- _Stated task_
Filter the entries below, keeping every line that has the word "there".

· · · ·

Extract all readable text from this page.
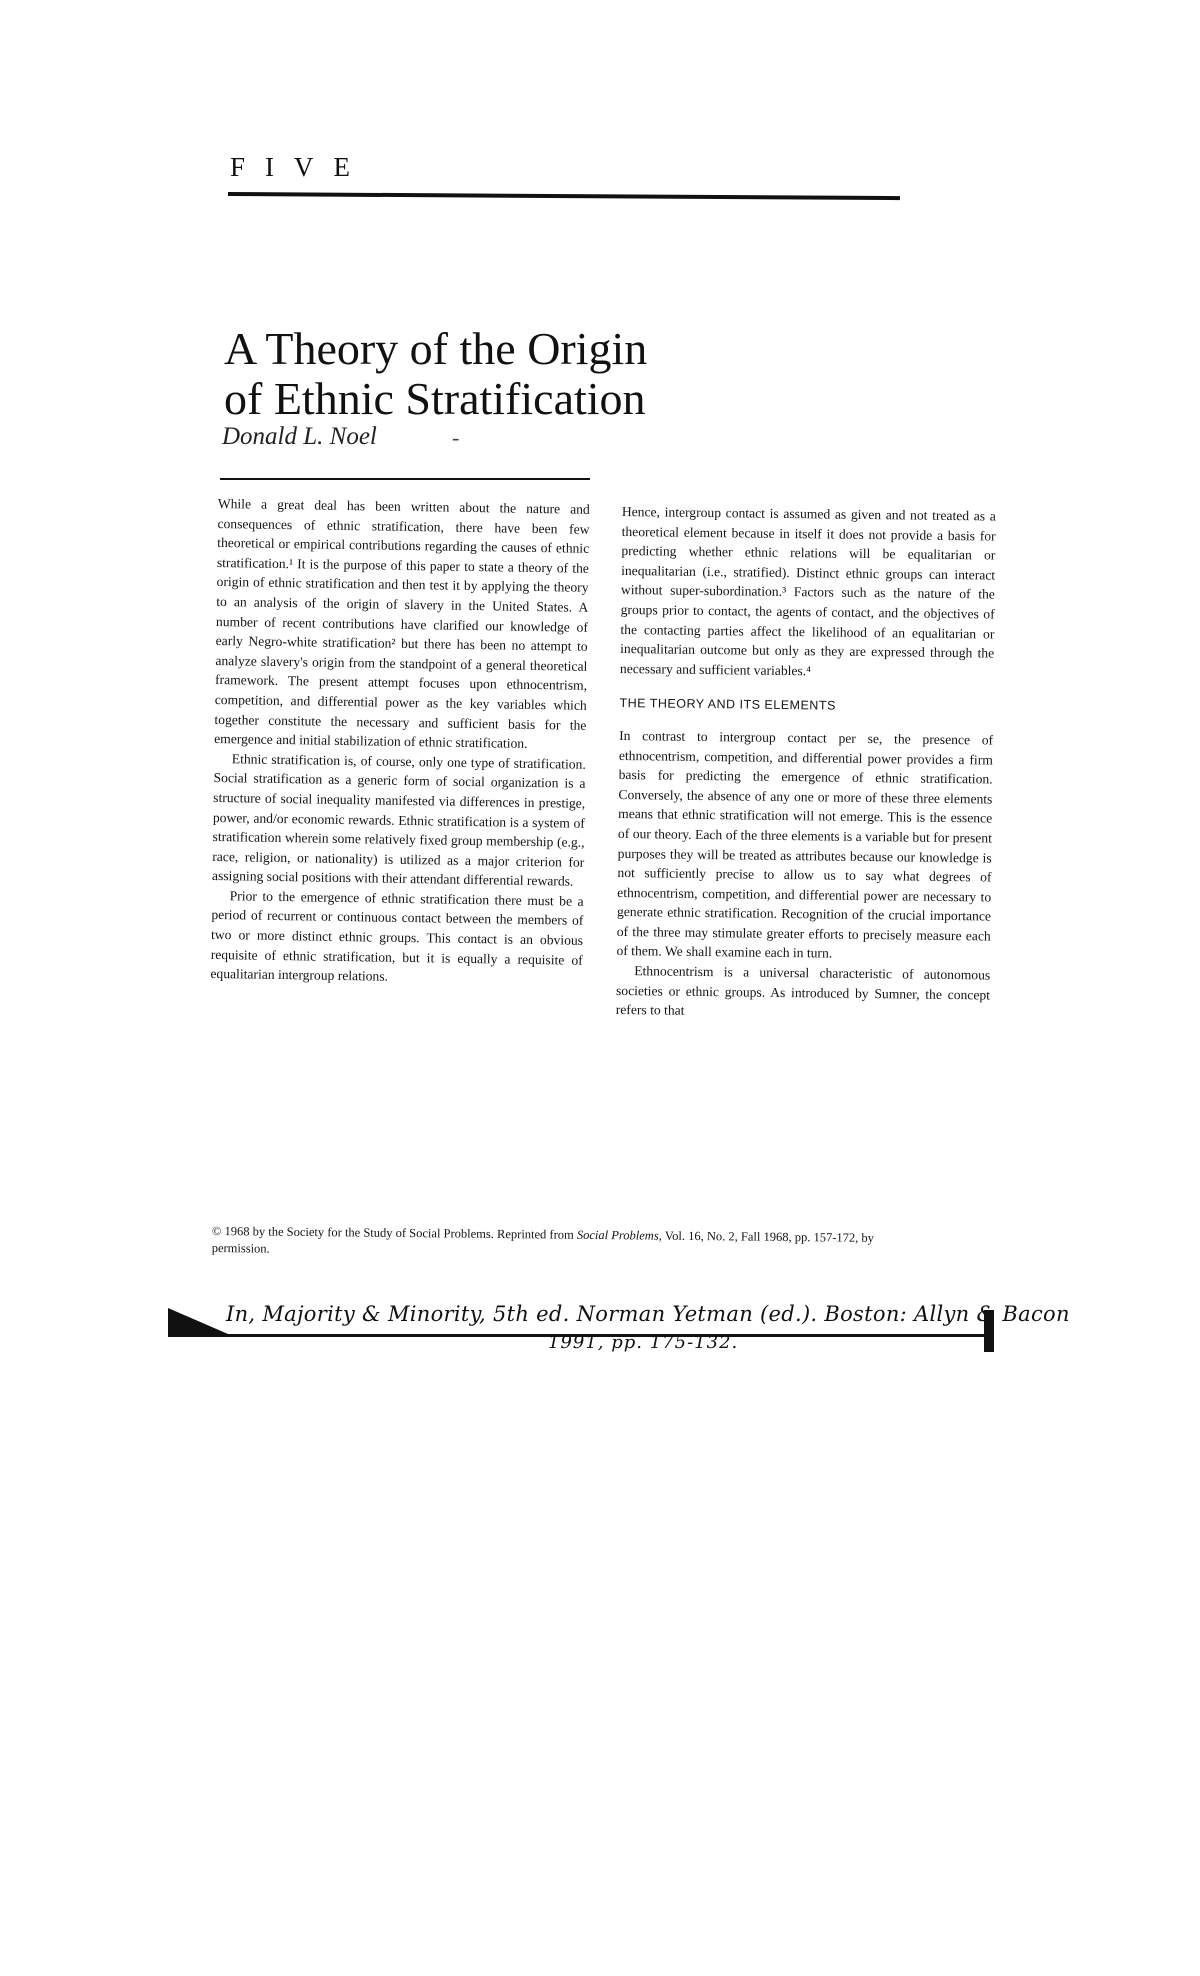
FIVE
A Theory of the Origin
of Ethnic Stratification
Donald L. Noel	-

While a great deal has been written about the nature and consequences of ethnic stratification, there have been few theoretical or empirical contributions regarding the causes of ethnic stratification.¹ It is the purpose of this paper to state a theory of the origin of ethnic stratification and then test it by applying the theory to an analysis of the origin of slavery in the United States. A number of recent contributions have clarified our knowledge of early Negro-white stratification² but there has been no attempt to analyze slavery's origin from the standpoint of a general theoretical framework. The present attempt focuses upon ethnocentrism, competition, and differential power as the key variables which together constitute the necessary and sufficient basis for the emergence and initial stabilization of ethnic stratification.

Ethnic stratification is, of course, only one type of stratification. Social stratification as a generic form of social organization is a structure of social inequality manifested via differences in prestige, power, and/or economic rewards. Ethnic stratification is a system of stratification wherein some relatively fixed group membership (e.g., race, religion, or nationality) is utilized as a major criterion for assigning social positions with their attendant differential rewards.

Prior to the emergence of ethnic stratification there must be a period of recurrent or continuous contact between the members of two or more distinct ethnic groups. This contact is an obvious requisite of ethnic stratification, but it is equally a requisite of equalitarian intergroup relations.

Hence, intergroup contact is assumed as given and not treated as a theoretical element because in itself it does not provide a basis for predicting whether ethnic relations will be equalitarian or inequalitarian (i.e., stratified). Distinct ethnic groups can interact without super-subordination.³ Factors such as the nature of the groups prior to contact, the agents of contact, and the objectives of the contacting parties affect the likelihood of an equalitarian or inequalitarian outcome but only as they are expressed through the necessary and sufficient variables.⁴

THE THEORY AND ITS ELEMENTS

In contrast to intergroup contact per se, the presence of ethnocentrism, competition, and differential power provides a firm basis for predicting the emergence of ethnic stratification. Conversely, the absence of any one or more of these three elements means that ethnic stratification will not emerge. This is the essence of our theory. Each of the three elements is a variable but for present purposes they will be treated as attributes because our knowledge is not sufficiently precise to allow us to say what degrees of ethnocentrism, competition, and differential power are necessary to generate ethnic stratification. Recognition of the crucial importance of the three may stimulate greater efforts to precisely measure each of them. We shall examine each in turn.

Ethnocentrism is a universal characteristic of autonomous societies or ethnic groups. As introduced by Sumner, the concept refers to that

© 1968 by the Society for the Study of Social Problems. Reprinted from Social Problems, Vol. 16, No. 2, Fall 1968, pp. 157-172, by permission.
In, Majority & Minority, 5th ed. Norman Yetman (ed.). Boston: Allyn & Bacon
1991, pp. 175-132.
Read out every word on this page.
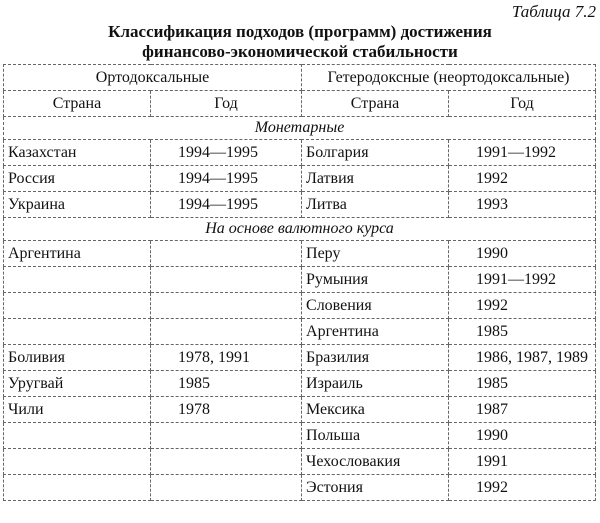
Таблица 7.2
Классификация подходов (программ) достижения
финансово-экономической стабильности
Ортодоксальные		Гетеродоксные (неортодоксальные)	
Страна	Год	Страна	Год
Монетарные			
Казахстан	1994—1995	Болгария	1991—1992
Россия	1994—1995	Латвия	1992
Украина	1994—1995	Литва	1993
На основе валютного курса			
Аргентина		Перу	1990
		Румыния	1991—1992
		Словения	1992
		Аргентина	1985
Боливия	1978, 1991	Бразилия	1986, 1987, 1989
Уругвай	1985	Израиль	1985
Чили	1978	Мексика	1987
		Польша	1990
		Чехословакия	1991
		Эстония	1992
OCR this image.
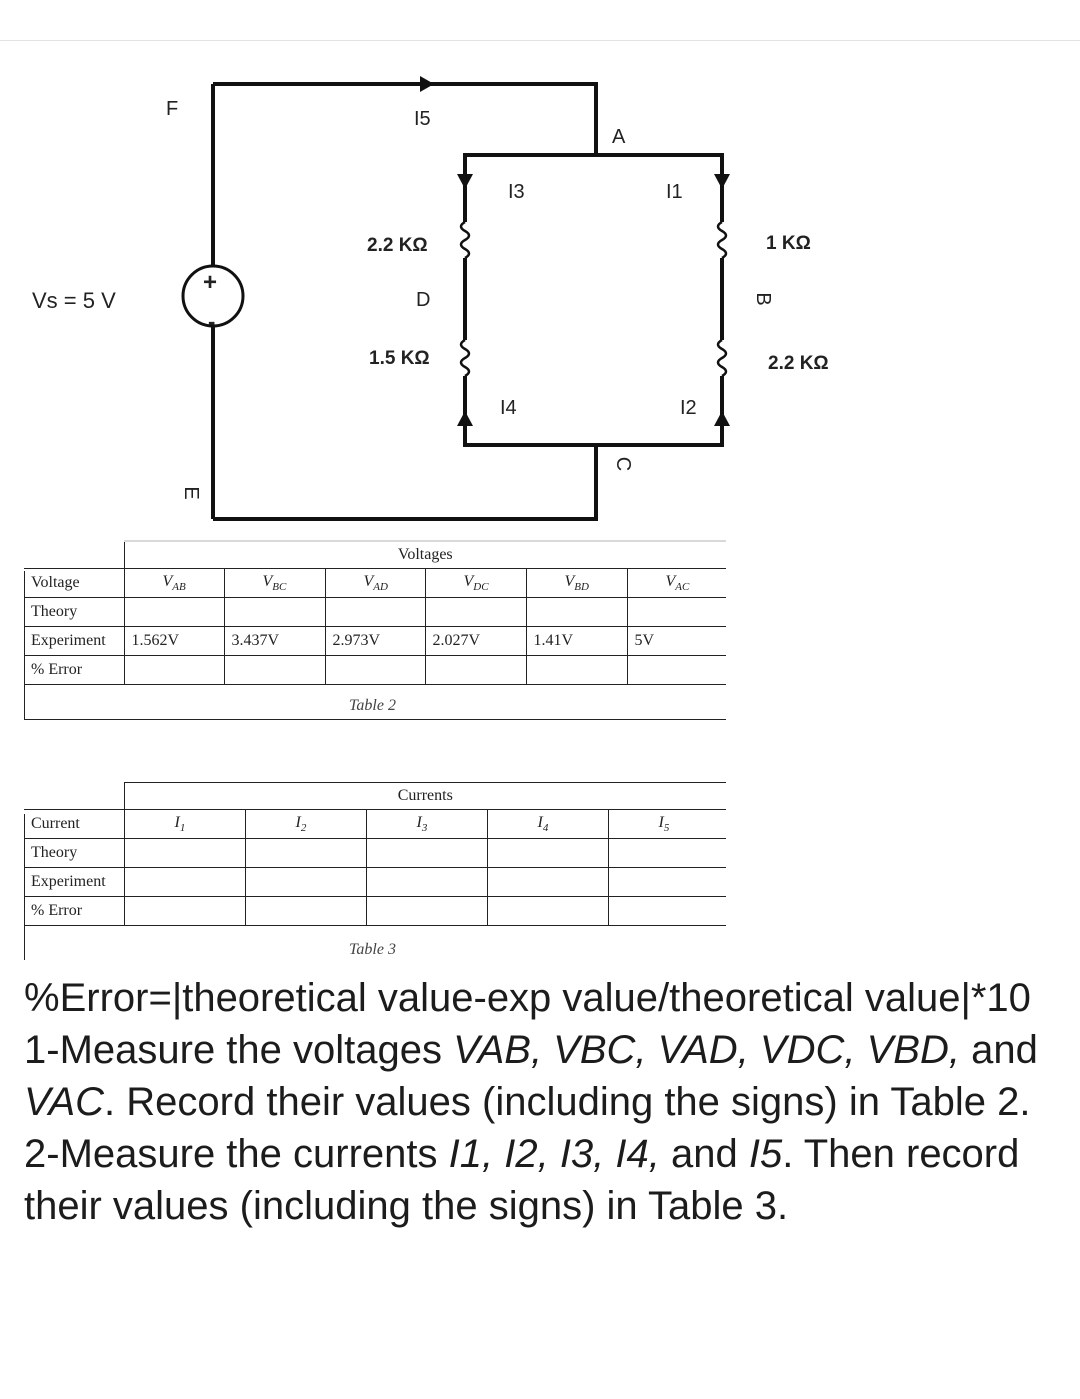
F
E
A
B
C
D
I5
I3	I1
I4	I2
Vs = 5 V
2.2 KΩ
1.5 KΩ
1 KΩ
2.2 KΩ
+
-
	Voltages					
Voltage	$V_{AB}$	$V_{BC}$	$V_{AD}$	$V_{DC}$	$V_{BD}$	$V_{AC}$
Theory						
Experiment	1.562V	3.437V	2.973V	2.027V	1.41V	5V
% Error						
Table 2
	Currents				
Current	$I_1$	$I_2$	$I_3$	$I_4$	$I_5$
Theory					
Experiment					
% Error					
Table 3

%Error=|theoretical value-exp value/theoretical value|*10

1-Measure the voltages VAB, VBC, VAD, VDC, VBD, and VAC. Record their values (including the signs) in Table 2.

2-Measure the currents I1, I2, I3, I4, and I5. Then record their values (including the signs) in Table 3.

· · · ·

- _Task solution_
While a great deal has been written about the nature and consequences of ethnic stratification, there have been few theoretical or empirical contributions regarding the causes of ethnic stratification.¹ It is the purpose of this paper to state a theory of the origin of ethnic stratification and then test it by applying the theory to an analysis of the origin of slavery in the United States. A number of recent contributions have clarified our knowledge of early Negro-white stratification² but there has been no attempt to analyze slavery's origin from the standpoint of a general theoretical framework. The present attempt focuses upon ethnocentrism, competition, and differential power as the key variables which together constitute the necessary and sufficient basis for the emergence and initial stabilization of ethnic stratification.
Prior to the emergence of ethnic stratification there must be a period of recurrent or continuous contact between the members of two or more distinct ethnic groups. This contact is an obvious requisite of ethnic stratification, but it is equally a requisite of equalitarian intergroup relations.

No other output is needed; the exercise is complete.